=== What the task requires ===
Give the listing below again in full, exactly as written.

=== Data entries ===
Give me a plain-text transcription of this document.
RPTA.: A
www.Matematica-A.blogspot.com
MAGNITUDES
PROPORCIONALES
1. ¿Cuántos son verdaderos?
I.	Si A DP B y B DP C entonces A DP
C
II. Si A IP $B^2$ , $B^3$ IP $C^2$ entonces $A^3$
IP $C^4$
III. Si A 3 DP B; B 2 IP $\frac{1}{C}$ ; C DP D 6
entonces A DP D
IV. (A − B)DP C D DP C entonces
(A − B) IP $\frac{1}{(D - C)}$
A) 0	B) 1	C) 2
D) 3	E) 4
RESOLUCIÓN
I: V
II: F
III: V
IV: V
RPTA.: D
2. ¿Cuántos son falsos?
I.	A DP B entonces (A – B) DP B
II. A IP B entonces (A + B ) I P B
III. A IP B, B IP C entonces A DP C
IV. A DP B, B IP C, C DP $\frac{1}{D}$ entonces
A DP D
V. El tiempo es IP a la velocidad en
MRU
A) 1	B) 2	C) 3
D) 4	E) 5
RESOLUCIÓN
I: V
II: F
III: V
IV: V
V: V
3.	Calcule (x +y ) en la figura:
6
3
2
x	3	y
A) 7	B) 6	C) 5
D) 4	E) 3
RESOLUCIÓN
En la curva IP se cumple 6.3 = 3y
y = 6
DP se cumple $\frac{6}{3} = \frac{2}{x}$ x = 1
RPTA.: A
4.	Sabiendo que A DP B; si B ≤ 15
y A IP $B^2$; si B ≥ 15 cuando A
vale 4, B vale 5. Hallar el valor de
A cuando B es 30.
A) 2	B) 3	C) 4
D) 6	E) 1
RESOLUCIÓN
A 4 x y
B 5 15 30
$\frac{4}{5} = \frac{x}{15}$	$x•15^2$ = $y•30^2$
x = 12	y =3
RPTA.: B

=== Written answer ===
Give me a plain-text transcription of this document.
RPTA.: A
www.Matematica-A.blogspot.com
MAGNITUDES
PROPORCIONALES
1. ¿Cuántos son verdaderos?
I.	Si A DP B y B DP C entonces A DP
C
II. Si A IP $B^2$ , $B^3$ IP $C^2$ entonces $A^3$
IP $C^4$
III. Si A 3 DP B; B 2 IP $\frac{1}{C}$ ; C DP D 6
entonces A DP D
IV. (A − B)DP C D DP C entonces
(A − B) IP $\frac{1}{(D - C)}$
A) 0	B) 1	C) 2
D) 3	E) 4
RESOLUCIÓN
I: V
II: F
III: V
IV: V
RPTA.: D
2. ¿Cuántos son falsos?
I.	A DP B entonces (A – B) DP B
II. A IP B entonces (A + B ) I P B
III. A IP B, B IP C entonces A DP C
IV. A DP B, B IP C, C DP $\frac{1}{D}$ entonces
A DP D
V. El tiempo es IP a la velocidad en
MRU
A) 1	B) 2	C) 3
D) 4	E) 5
RESOLUCIÓN
I: V
II: F
III: V
IV: V
V: V
3.	Calcule (x +y ) en la figura:
6
3
2
x	3	y
A) 7	B) 6	C) 5
D) 4	E) 3
RESOLUCIÓN
En la curva IP se cumple 6.3 = 3y
y = 6
DP se cumple $\frac{6}{3} = \frac{2}{x}$ x = 1
RPTA.: A
4.	Sabiendo que A DP B; si B ≤ 15
y A IP $B^2$; si B ≥ 15 cuando A
vale 4, B vale 5. Hallar el valor de
A cuando B es 30.
A) 2	B) 3	C) 4
D) 6	E) 1
RESOLUCIÓN
A 4 x y
B 5 15 30
$\frac{4}{5} = \frac{x}{15}$	$x•15^2$ = $y•30^2$
x = 12	y =3
RPTA.: B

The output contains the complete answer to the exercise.